**Written task**
Starting at the first line of the material and stopping after the line containing "y-tick-label: 2.5: [32, 42, 51, 56]", rename every "x-tick-label" to "x-axis-tick". Write out those lines again with everything else left as it is.

Dataset excerpt
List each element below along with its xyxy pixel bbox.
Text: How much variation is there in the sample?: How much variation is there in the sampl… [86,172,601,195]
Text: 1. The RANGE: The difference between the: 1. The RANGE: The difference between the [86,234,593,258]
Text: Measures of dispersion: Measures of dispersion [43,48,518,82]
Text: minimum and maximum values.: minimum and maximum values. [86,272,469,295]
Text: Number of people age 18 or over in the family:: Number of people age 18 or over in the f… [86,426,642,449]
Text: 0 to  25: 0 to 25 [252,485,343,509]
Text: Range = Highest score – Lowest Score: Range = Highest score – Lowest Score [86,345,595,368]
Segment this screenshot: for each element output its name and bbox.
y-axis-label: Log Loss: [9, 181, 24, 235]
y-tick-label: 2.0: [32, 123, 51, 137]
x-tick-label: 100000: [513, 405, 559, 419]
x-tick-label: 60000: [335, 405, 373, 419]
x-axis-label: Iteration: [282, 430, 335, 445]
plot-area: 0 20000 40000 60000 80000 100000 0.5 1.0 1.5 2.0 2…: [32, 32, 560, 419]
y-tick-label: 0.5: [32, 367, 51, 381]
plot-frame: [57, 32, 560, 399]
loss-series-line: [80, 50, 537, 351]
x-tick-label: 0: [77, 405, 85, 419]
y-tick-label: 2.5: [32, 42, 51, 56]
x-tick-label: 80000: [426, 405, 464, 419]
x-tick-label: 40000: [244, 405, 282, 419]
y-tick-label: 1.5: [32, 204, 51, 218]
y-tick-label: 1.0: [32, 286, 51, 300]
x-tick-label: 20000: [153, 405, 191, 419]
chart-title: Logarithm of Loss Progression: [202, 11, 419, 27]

**Response to the exercise**
List each element below along with its xyxy pixel bbox.
Text: How much variation is there in the sample?: How much variation is there in the sampl… [86,172,601,195]
Text: 1. The RANGE: The difference between the: 1. The RANGE: The difference between the [86,234,593,258]
Text: Measures of dispersion: Measures of dispersion [43,48,518,82]
Text: minimum and maximum values.: minimum and maximum values. [86,272,469,295]
Text: Number of people age 18 or over in the family:: Number of people age 18 or over in the f… [86,426,642,449]
Text: 0 to  25: 0 to 25 [252,485,343,509]
Text: Range = Highest score – Lowest Score: Range = Highest score – Lowest Score [86,345,595,368]
Segment this screenshot: for each element output its name and bbox.
y-axis-label: Log Loss: [9, 181, 24, 235]
y-tick-label: 2.0: [32, 123, 51, 137]
x-axis-tick: 100000: [513, 405, 559, 419]
x-axis-tick: 60000: [335, 405, 373, 419]
x-axis-label: Iteration: [282, 430, 335, 445]
plot-area: 0 20000 40000 60000 80000 100000 0.5 1.0 1.5 2.0 2…: [32, 32, 560, 419]
y-tick-label: 0.5: [32, 367, 51, 381]
plot-frame: [57, 32, 560, 399]
loss-series-line: [80, 50, 537, 351]
x-axis-tick: 0: [77, 405, 85, 419]
y-tick-label: 2.5: [32, 42, 51, 56]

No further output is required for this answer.